━━━ Records for processing
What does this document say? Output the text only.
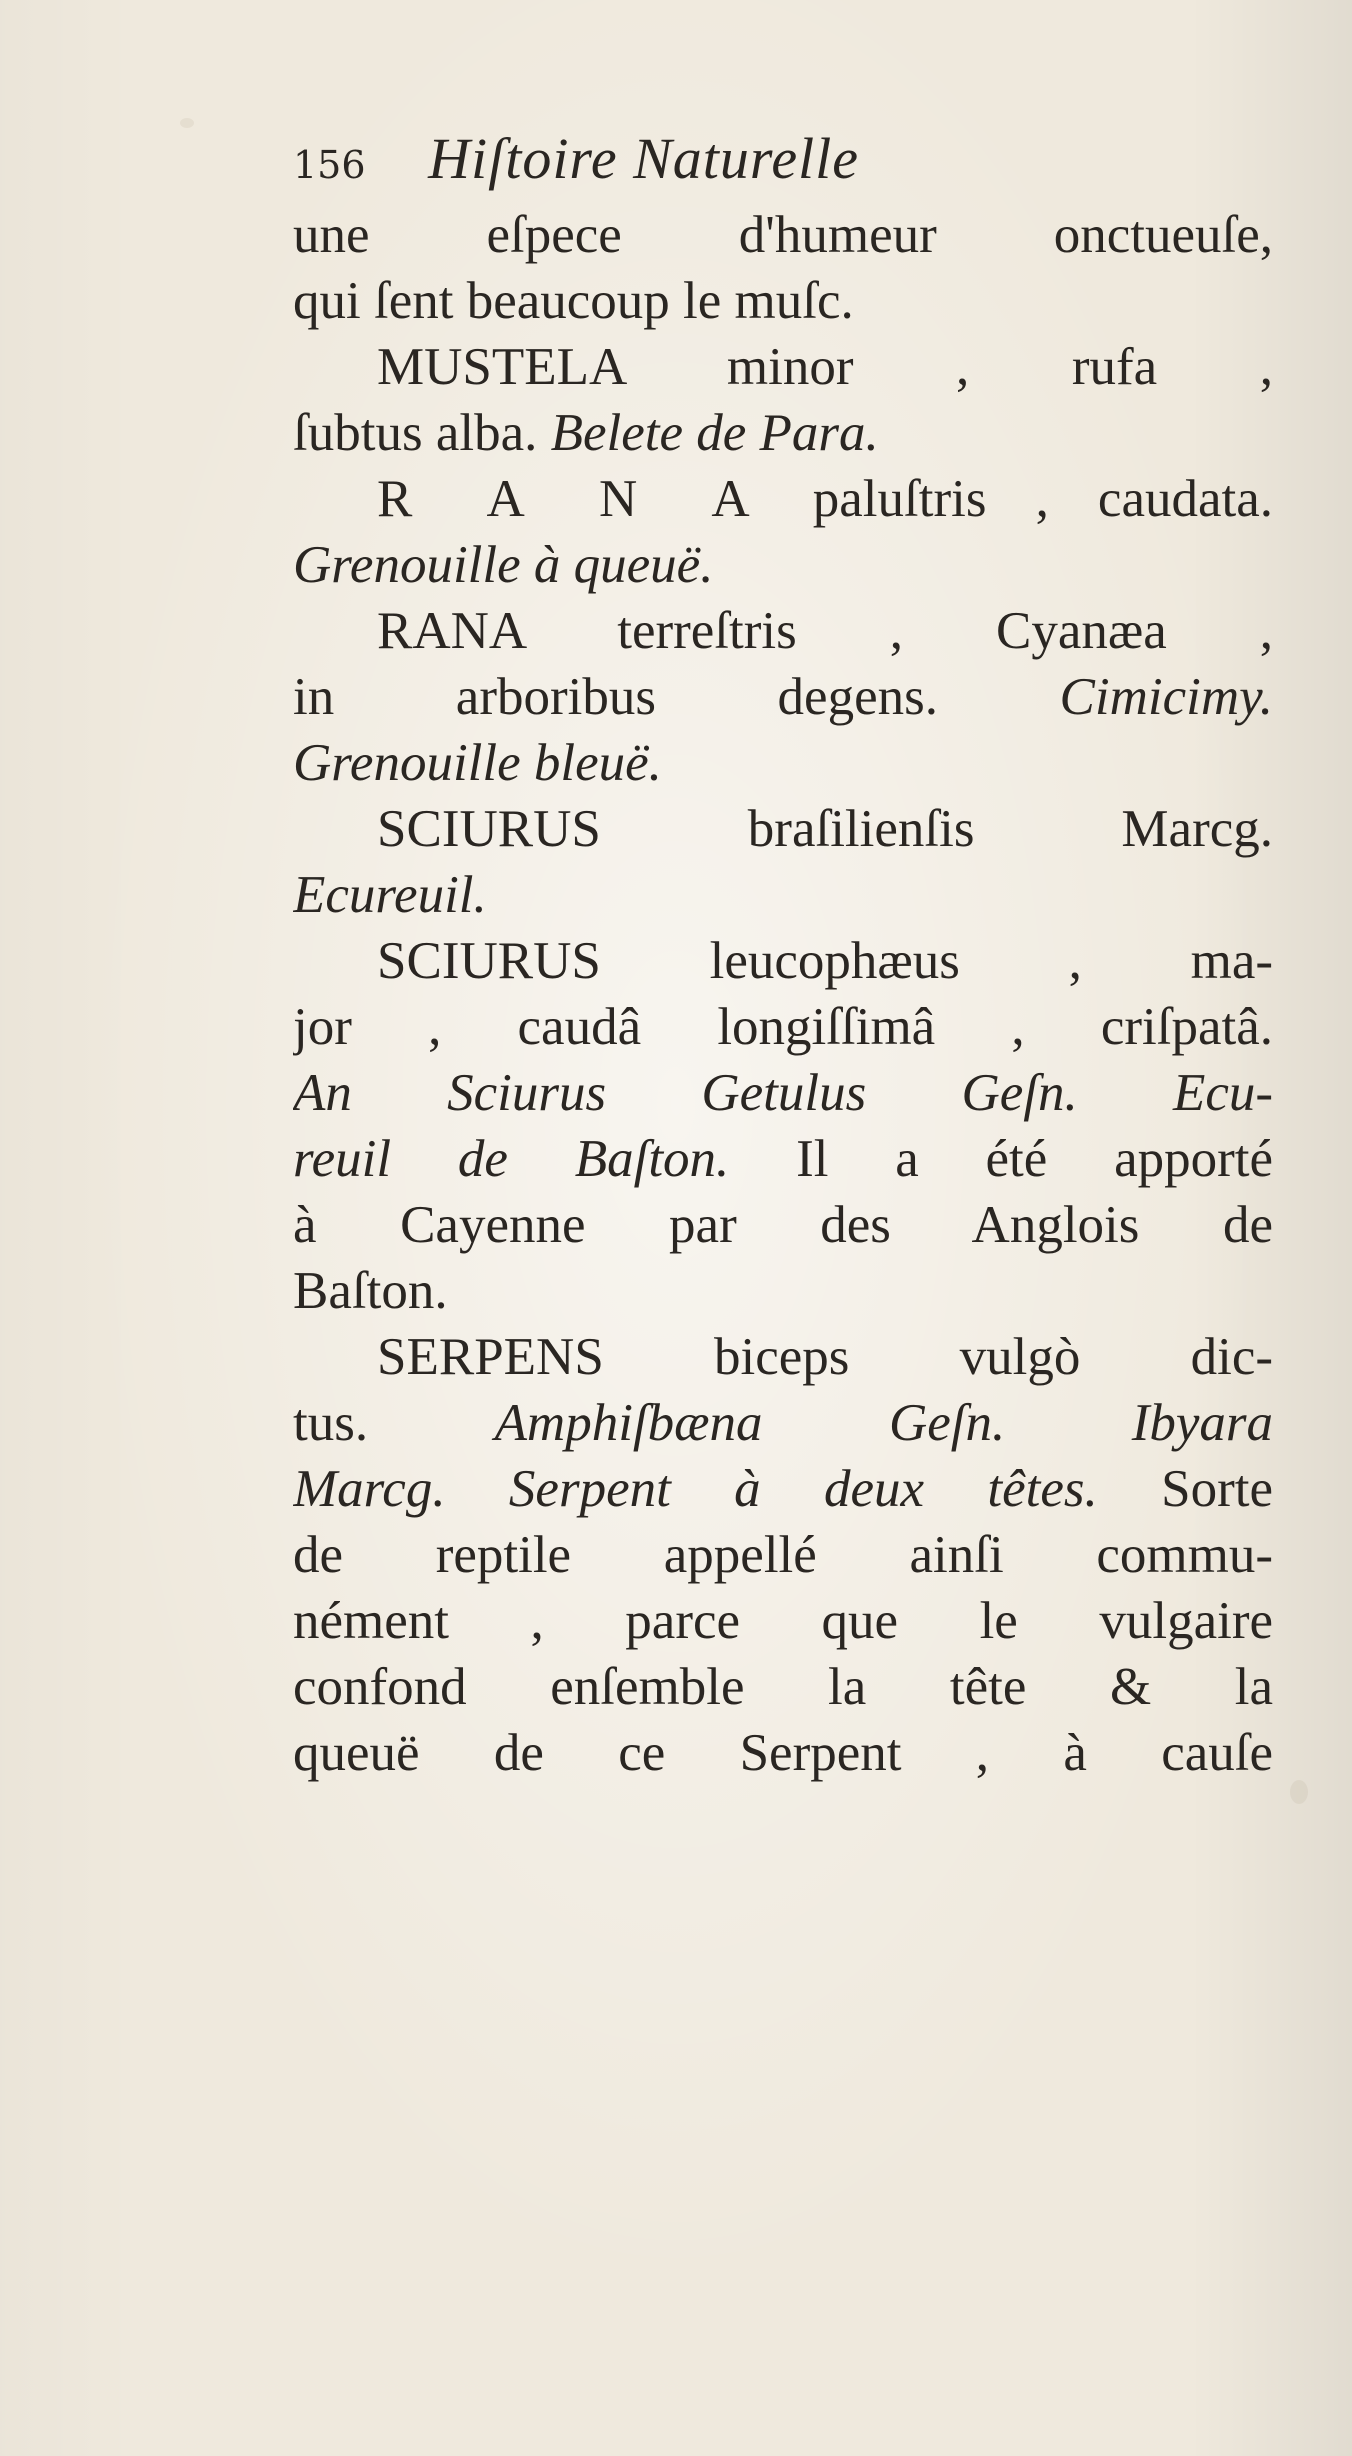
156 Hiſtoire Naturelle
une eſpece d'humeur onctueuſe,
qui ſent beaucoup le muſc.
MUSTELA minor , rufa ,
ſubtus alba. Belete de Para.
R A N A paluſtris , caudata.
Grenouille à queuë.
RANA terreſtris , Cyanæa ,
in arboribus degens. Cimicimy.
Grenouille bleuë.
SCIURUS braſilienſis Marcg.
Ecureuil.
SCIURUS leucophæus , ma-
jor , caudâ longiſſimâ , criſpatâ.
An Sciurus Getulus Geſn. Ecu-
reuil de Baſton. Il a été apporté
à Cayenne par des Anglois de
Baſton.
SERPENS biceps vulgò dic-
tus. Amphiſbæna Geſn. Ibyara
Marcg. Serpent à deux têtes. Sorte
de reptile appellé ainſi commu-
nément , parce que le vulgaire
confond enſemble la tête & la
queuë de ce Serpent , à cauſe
━━━━━━
━━━ Records for processing
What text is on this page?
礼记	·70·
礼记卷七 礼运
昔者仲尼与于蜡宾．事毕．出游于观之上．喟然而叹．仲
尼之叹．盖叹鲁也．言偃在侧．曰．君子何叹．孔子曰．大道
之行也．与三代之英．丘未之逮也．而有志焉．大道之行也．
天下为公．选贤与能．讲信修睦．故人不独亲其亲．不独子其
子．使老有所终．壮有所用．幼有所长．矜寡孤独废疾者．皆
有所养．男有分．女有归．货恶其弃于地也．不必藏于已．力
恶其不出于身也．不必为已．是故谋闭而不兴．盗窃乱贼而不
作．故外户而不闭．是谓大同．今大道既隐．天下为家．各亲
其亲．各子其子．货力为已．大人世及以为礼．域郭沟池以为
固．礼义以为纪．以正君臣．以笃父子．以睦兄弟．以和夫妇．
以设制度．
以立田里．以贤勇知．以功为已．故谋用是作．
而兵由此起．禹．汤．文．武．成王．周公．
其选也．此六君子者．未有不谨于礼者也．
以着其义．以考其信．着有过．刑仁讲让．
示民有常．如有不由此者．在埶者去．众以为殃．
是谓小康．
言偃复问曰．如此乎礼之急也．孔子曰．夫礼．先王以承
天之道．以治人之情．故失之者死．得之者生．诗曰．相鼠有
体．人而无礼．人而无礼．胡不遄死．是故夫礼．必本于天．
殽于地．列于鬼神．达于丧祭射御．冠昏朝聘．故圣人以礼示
━━━━━━
━━━ Records for processing
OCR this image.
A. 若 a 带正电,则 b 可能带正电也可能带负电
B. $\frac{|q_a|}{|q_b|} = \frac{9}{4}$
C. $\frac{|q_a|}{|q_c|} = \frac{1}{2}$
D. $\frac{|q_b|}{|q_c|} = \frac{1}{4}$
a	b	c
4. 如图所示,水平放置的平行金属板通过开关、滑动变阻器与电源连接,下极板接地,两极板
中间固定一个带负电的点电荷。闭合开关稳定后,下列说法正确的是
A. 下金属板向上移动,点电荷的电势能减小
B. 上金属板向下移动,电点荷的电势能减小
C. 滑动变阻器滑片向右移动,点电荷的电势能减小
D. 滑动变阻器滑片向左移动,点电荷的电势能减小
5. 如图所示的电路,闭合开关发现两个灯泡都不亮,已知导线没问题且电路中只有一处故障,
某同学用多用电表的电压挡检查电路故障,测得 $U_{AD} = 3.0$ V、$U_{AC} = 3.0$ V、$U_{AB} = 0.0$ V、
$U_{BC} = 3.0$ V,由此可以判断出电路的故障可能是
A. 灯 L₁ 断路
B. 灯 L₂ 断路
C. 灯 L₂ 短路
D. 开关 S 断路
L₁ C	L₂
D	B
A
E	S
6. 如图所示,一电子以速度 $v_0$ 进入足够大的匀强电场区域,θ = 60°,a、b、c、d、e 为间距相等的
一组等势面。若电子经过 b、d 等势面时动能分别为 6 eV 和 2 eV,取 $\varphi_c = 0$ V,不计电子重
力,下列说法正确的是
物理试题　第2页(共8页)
━━━━━━
In the records above, locate the lines holding the word "Baſton". Copy each of them.

• Solution for this exercise:
reuil de Baſton. Il a été apporté
Baſton.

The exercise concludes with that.